→ **EXTRACTED DATA**
※

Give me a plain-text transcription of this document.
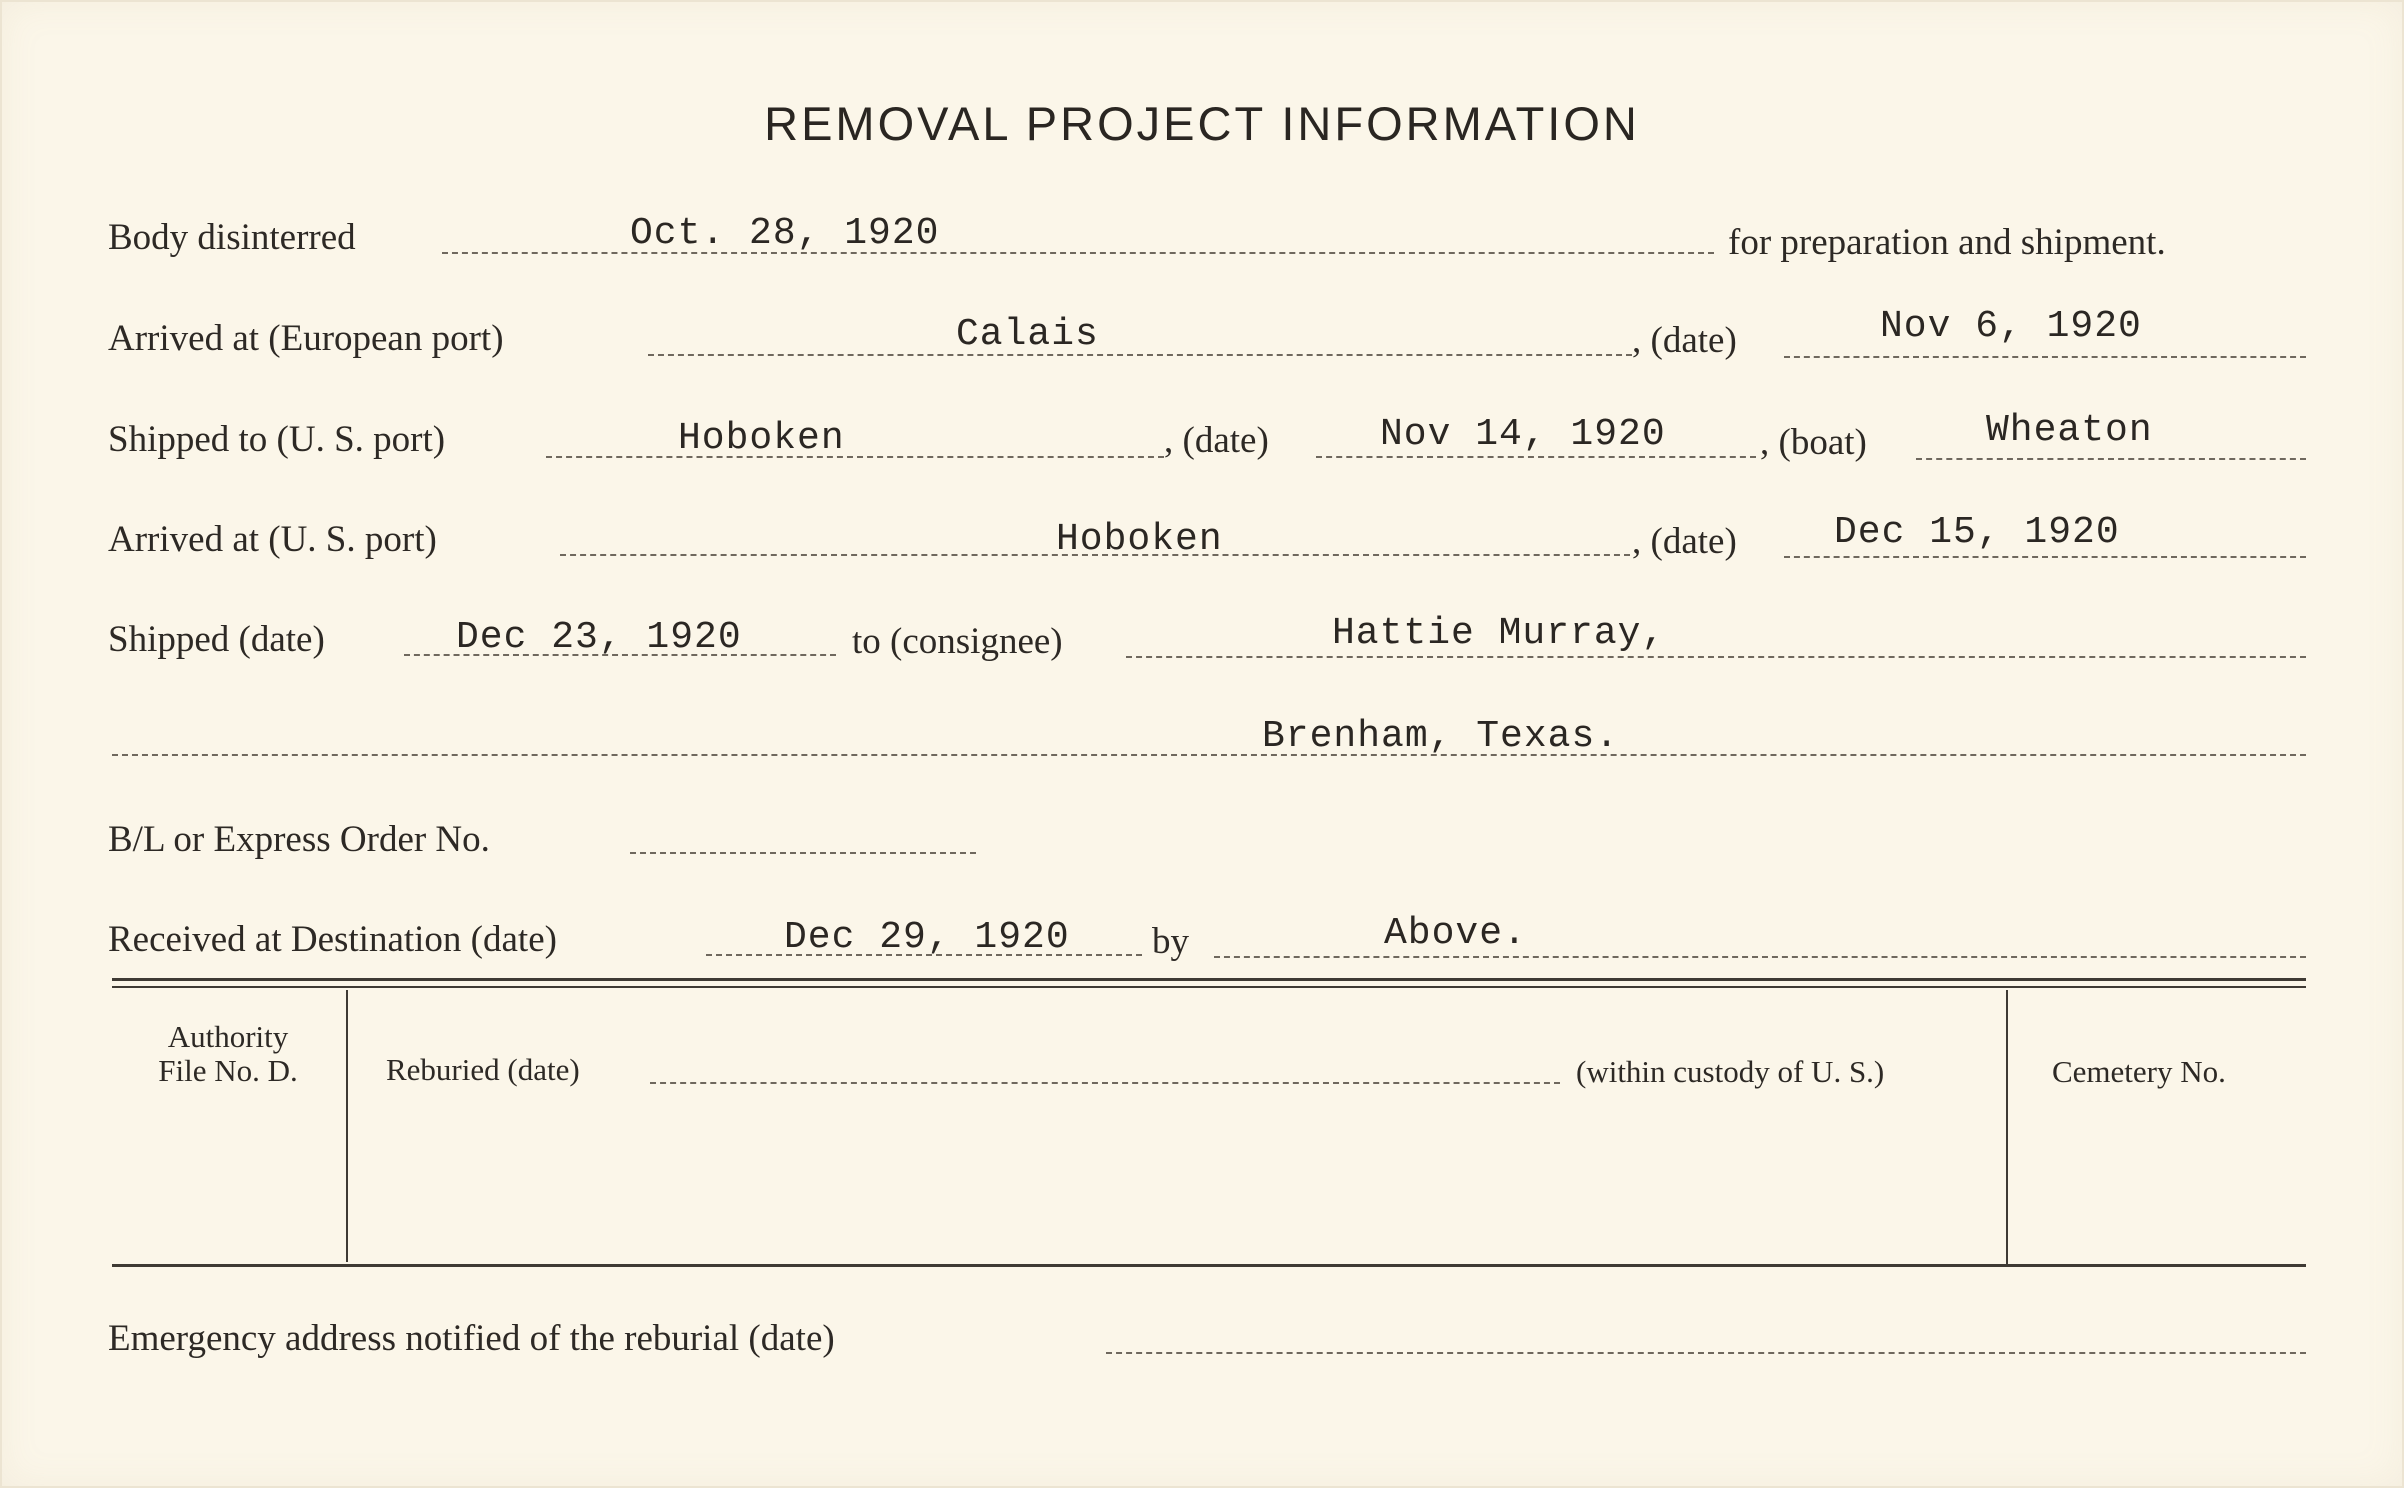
REMOVAL PROJECT INFORMATION
Body disinterred	Oct. 28, 1920	for preparation and shipment.
Arrived at (European port)	Calais	, (date)	Nov 6, 1920
Shipped to (U. S. port)	Hoboken	, (date)	Nov 14, 1920	, (boat)	Wheaton
Arrived at (U. S. port)	Hoboken	, (date)	Dec 15, 1920
Shipped (date)	Dec 23, 1920	to (consignee)	Hattie Murray,
Brenham, Texas.
B/L or Express Order No.
Received at Destination (date)	Dec 29, 1920 by	Above.
Authority
File No. D.	Reburied (date)	(within custody of U. S.)	Cemetery No.
Emergency address notified of the reburial (date)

※

→ **PROBLEM**
Pick out every line holding the string "Arrived" and return it.

→ **REPLY TO THE EXERCISE**
Arrived at (European port)	Calais	, (date)	Nov 6, 1920
Arrived at (U. S. port)	Hoboken	, (date)	Dec 15, 1920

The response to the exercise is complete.